> Task to carry out: Reproduce every record exactly as it appears, but not the pictures.

> Input data:
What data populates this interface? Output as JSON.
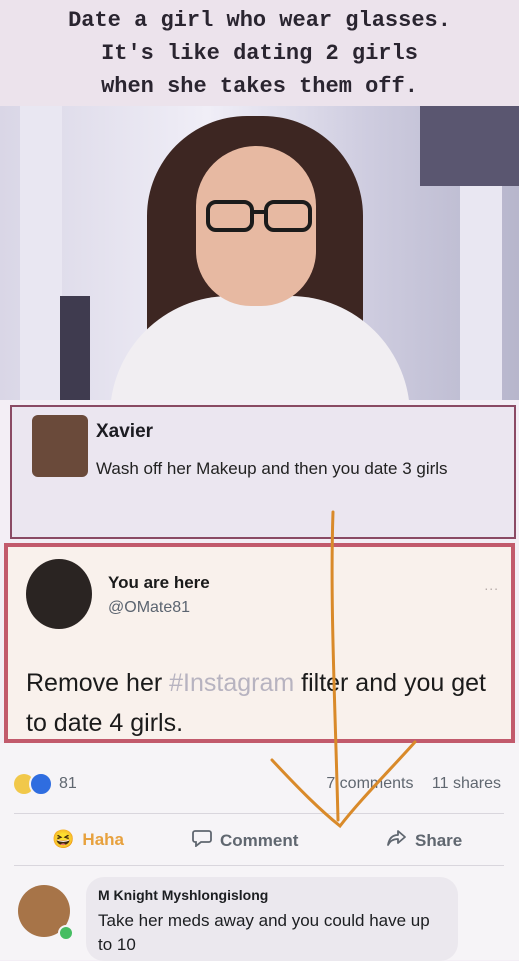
{
  "meme": {
    "caption": "Date a girl who wear glasses.\nIt's like dating 2 girls\nwhen she takes them off."
  },
  "xavier_comment": {
    "name": "Xavier",
    "text": "Wash off her Makeup and then you date 3 girls"
  },
  "tweet": {
    "name": "You are here",
    "handle": "@OMate81",
    "more": "...",
    "text_before": "Remove her ",
    "hashtag": "#Instagram",
    "text_after": " filter and you get to date 4 girls."
  },
  "facebook_post": {
    "reaction_count": "81",
    "comments": "7 comments",
    "shares": "11 shares",
    "actions": {
      "haha": "Haha",
      "comment": "Comment",
      "share": "Share"
    },
    "comment": {
      "author": "M Knight Myshlongislong",
      "text": "Take her meds away and you could have up to 10"
    }
  },
  "colors": {
    "arrow": "#d98a2a",
    "card_border_xavier": "#8a4a64",
    "card_border_tweet": "#c25a6c",
    "facebook_grey": "#606770"
  },
  "icons": [
    "haha-emoji-icon",
    "like-icon",
    "comment-icon",
    "share-icon",
    "more-icon",
    "online-status-icon"
  ]
}
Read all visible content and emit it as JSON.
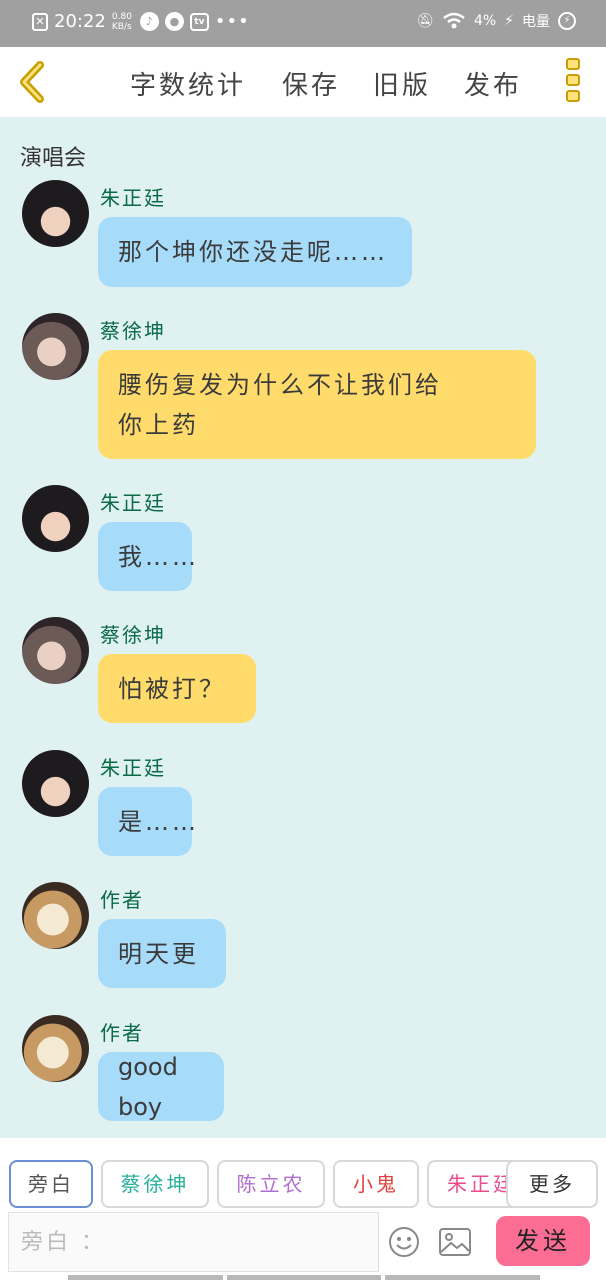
{
  "status_bar": {
    "time": "20:22",
    "net_rate": "0.80 KB/s",
    "battery_percent": "4%",
    "battery_label": "电量",
    "icons": [
      "notification-x-icon",
      "app-icon",
      "wechat-icon",
      "video-app-icon",
      "more-dots-icon",
      "mute-bell-icon",
      "wifi-icon",
      "signal-icon",
      "charging-icon"
    ]
  },
  "header": {
    "word_count": "字数统计",
    "save": "保存",
    "old_version": "旧版",
    "publish": "发布"
  },
  "title": "演唱会",
  "messages": [
    {
      "sender": "朱正廷",
      "text": "那个坤你还没走呢……",
      "color": "blue",
      "avatar": "avatar-zhu"
    },
    {
      "sender": "蔡徐坤",
      "text": "腰伤复发为什么不让我们给你上药",
      "line1": "腰伤复发为什么不让我们给",
      "line2": "你上药",
      "color": "yellow",
      "avatar": "avatar-cai"
    },
    {
      "sender": "朱正廷",
      "text": "我……",
      "color": "blue",
      "avatar": "avatar-zhu"
    },
    {
      "sender": "蔡徐坤",
      "text": "怕被打？",
      "color": "yellow",
      "avatar": "avatar-cai"
    },
    {
      "sender": "朱正廷",
      "text": "是……",
      "color": "blue",
      "avatar": "avatar-zhu"
    },
    {
      "sender": "作者",
      "text": "明天更",
      "color": "blue",
      "avatar": "avatar-dog"
    },
    {
      "sender": "作者",
      "text": "good boy",
      "color": "blue",
      "avatar": "avatar-dog"
    }
  ],
  "chips": [
    {
      "label": "旁白",
      "color": "#555555",
      "selected": true
    },
    {
      "label": "蔡徐坤",
      "color": "#27b09a"
    },
    {
      "label": "陈立农",
      "color": "#b06fd0"
    },
    {
      "label": "小鬼",
      "color": "#e0443c"
    },
    {
      "label": "朱正廷",
      "color": "#ea4d8f"
    },
    {
      "label": "更多",
      "color": "#333333"
    }
  ],
  "composer": {
    "placeholder": "旁白 ：",
    "send": "发送"
  },
  "colors": {
    "bubble_blue": "#a6dbf9",
    "bubble_yellow": "#ffdb6b",
    "sender_green": "#0a6a45",
    "send_pink": "#fc6d93",
    "background": "#e0f1f2"
  }
}
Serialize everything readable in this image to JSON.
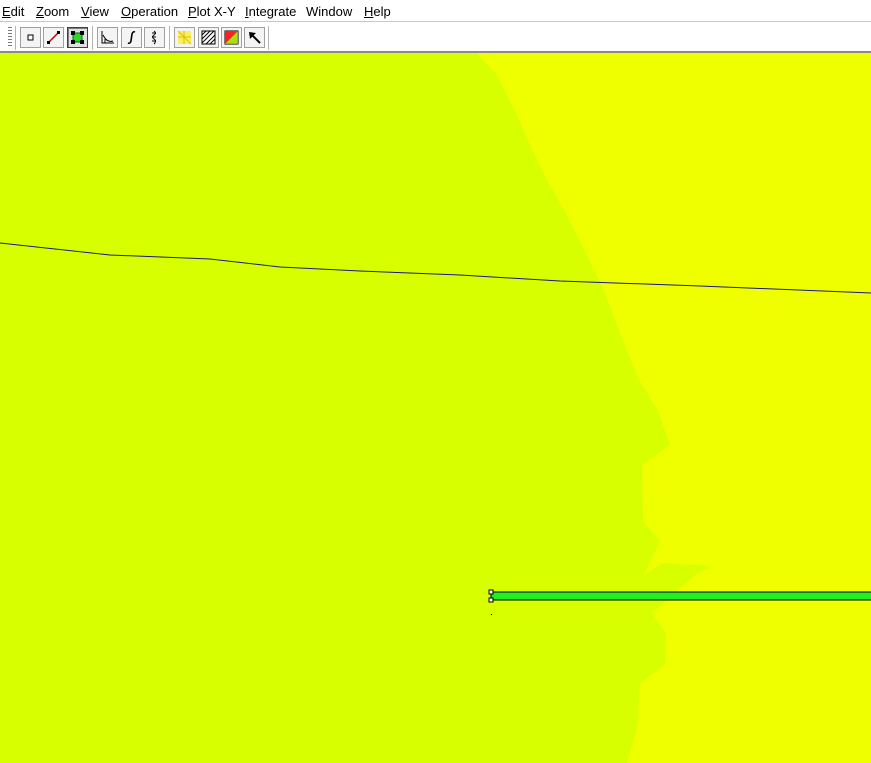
{
  "menubar": {
    "items": [
      {
        "label": "Edit",
        "mnemonic": "E"
      },
      {
        "label": "Zoom",
        "mnemonic": "Z"
      },
      {
        "label": "View",
        "mnemonic": "V"
      },
      {
        "label": "Operation",
        "mnemonic": "O"
      },
      {
        "label": "Plot X-Y",
        "mnemonic": "P"
      },
      {
        "label": "Integrate",
        "mnemonic": "I"
      },
      {
        "label": "Window",
        "mnemonic": ""
      },
      {
        "label": "Help",
        "mnemonic": "H"
      }
    ]
  },
  "toolbar": {
    "buttons": [
      {
        "icon": "node-icon",
        "state": "normal"
      },
      {
        "icon": "segment-icon",
        "state": "normal"
      },
      {
        "icon": "block-label-icon",
        "state": "pressed"
      },
      {
        "icon": "plot-xy-icon",
        "state": "normal"
      },
      {
        "icon": "integrate-icon",
        "state": "normal"
      },
      {
        "icon": "contour-icon",
        "state": "normal"
      },
      {
        "icon": "mesh-icon",
        "state": "normal"
      },
      {
        "icon": "hatch-icon",
        "state": "normal"
      },
      {
        "icon": "density-plot-icon",
        "state": "normal"
      },
      {
        "icon": "select-arrow-icon",
        "state": "normal"
      }
    ]
  },
  "canvas": {
    "colors": {
      "region_left": "#d7ff00",
      "region_right": "#f0ff00",
      "contour_line": "#1a1a8c",
      "block": "#22ee22",
      "block_outline": "#000000"
    }
  }
}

> Answer in full:
What data populates this interface? Output as JSON.
{
  "meme": {
    "caption": "Date a girl who wear glasses.\nIt's like dating 2 girls\nwhen she takes them off."
  },
  "xavier_comment": {
    "name": "Xavier",
    "text": "Wash off her Makeup and then you date 3 girls"
  },
  "tweet": {
    "name": "You are here",
    "handle": "@OMate81",
    "more": "...",
    "text_before": "Remove her ",
    "hashtag": "#Instagram",
    "text_after": " filter and you get to date 4 girls."
  },
  "facebook_post": {
    "reaction_count": "81",
    "comments": "7 comments",
    "shares": "11 shares",
    "actions": {
      "haha": "Haha",
      "comment": "Comment",
      "share": "Share"
    },
    "comment": {
      "author": "M Knight Myshlongislong",
      "text": "Take her meds away and you could have up to 10"
    }
  },
  "colors": {
    "arrow": "#d98a2a",
    "card_border_xavier": "#8a4a64",
    "card_border_tweet": "#c25a6c",
    "facebook_grey": "#606770"
  },
  "icons": [
    "haha-emoji-icon",
    "like-icon",
    "comment-icon",
    "share-icon",
    "more-icon",
    "online-status-icon"
  ]
}
Read all visible content and emit it as JSON.
{
  "status_bar": {
    "time": "20:22",
    "net_rate": "0.80 KB/s",
    "battery_percent": "4%",
    "battery_label": "电量",
    "icons": [
      "notification-x-icon",
      "app-icon",
      "wechat-icon",
      "video-app-icon",
      "more-dots-icon",
      "mute-bell-icon",
      "wifi-icon",
      "signal-icon",
      "charging-icon"
    ]
  },
  "header": {
    "word_count": "字数统计",
    "save": "保存",
    "old_version": "旧版",
    "publish": "发布"
  },
  "title": "演唱会",
  "messages": [
    {
      "sender": "朱正廷",
      "text": "那个坤你还没走呢……",
      "color": "blue",
      "avatar": "avatar-zhu"
    },
    {
      "sender": "蔡徐坤",
      "text": "腰伤复发为什么不让我们给你上药",
      "line1": "腰伤复发为什么不让我们给",
      "line2": "你上药",
      "color": "yellow",
      "avatar": "avatar-cai"
    },
    {
      "sender": "朱正廷",
      "text": "我……",
      "color": "blue",
      "avatar": "avatar-zhu"
    },
    {
      "sender": "蔡徐坤",
      "text": "怕被打？",
      "color": "yellow",
      "avatar": "avatar-cai"
    },
    {
      "sender": "朱正廷",
      "text": "是……",
      "color": "blue",
      "avatar": "avatar-zhu"
    },
    {
      "sender": "作者",
      "text": "明天更",
      "color": "blue",
      "avatar": "avatar-dog"
    },
    {
      "sender": "作者",
      "text": "good boy",
      "color": "blue",
      "avatar": "avatar-dog"
    }
  ],
  "chips": [
    {
      "label": "旁白",
      "color": "#555555",
      "selected": true
    },
    {
      "label": "蔡徐坤",
      "color": "#27b09a"
    },
    {
      "label": "陈立农",
      "color": "#b06fd0"
    },
    {
      "label": "小鬼",
      "color": "#e0443c"
    },
    {
      "label": "朱正廷",
      "color": "#ea4d8f"
    },
    {
      "label": "更多",
      "color": "#333333"
    }
  ],
  "composer": {
    "placeholder": "旁白 ：",
    "send": "发送"
  },
  "colors": {
    "bubble_blue": "#a6dbf9",
    "bubble_yellow": "#ffdb6b",
    "sender_green": "#0a6a45",
    "send_pink": "#fc6d93",
    "background": "#e0f1f2"
  }
}
Serialize everything readable in this image to JSON.
{
  "menubar": {
    "items": [
      {
        "label": "Edit",
        "mnemonic": "E"
      },
      {
        "label": "Zoom",
        "mnemonic": "Z"
      },
      {
        "label": "View",
        "mnemonic": "V"
      },
      {
        "label": "Operation",
        "mnemonic": "O"
      },
      {
        "label": "Plot X-Y",
        "mnemonic": "P"
      },
      {
        "label": "Integrate",
        "mnemonic": "I"
      },
      {
        "label": "Window",
        "mnemonic": ""
      },
      {
        "label": "Help",
        "mnemonic": "H"
      }
    ]
  },
  "toolbar": {
    "buttons": [
      {
        "icon": "node-icon",
        "state": "normal"
      },
      {
        "icon": "segment-icon",
        "state": "normal"
      },
      {
        "icon": "block-label-icon",
        "state": "pressed"
      },
      {
        "icon": "plot-xy-icon",
        "state": "normal"
      },
      {
        "icon": "integrate-icon",
        "state": "normal"
      },
      {
        "icon": "contour-icon",
        "state": "normal"
      },
      {
        "icon": "mesh-icon",
        "state": "normal"
      },
      {
        "icon": "hatch-icon",
        "state": "normal"
      },
      {
        "icon": "density-plot-icon",
        "state": "normal"
      },
      {
        "icon": "select-arrow-icon",
        "state": "normal"
      }
    ]
  },
  "canvas": {
    "colors": {
      "region_left": "#d7ff00",
      "region_right": "#f0ff00",
      "contour_line": "#1a1a8c",
      "block": "#22ee22",
      "block_outline": "#000000"
    }
  }
}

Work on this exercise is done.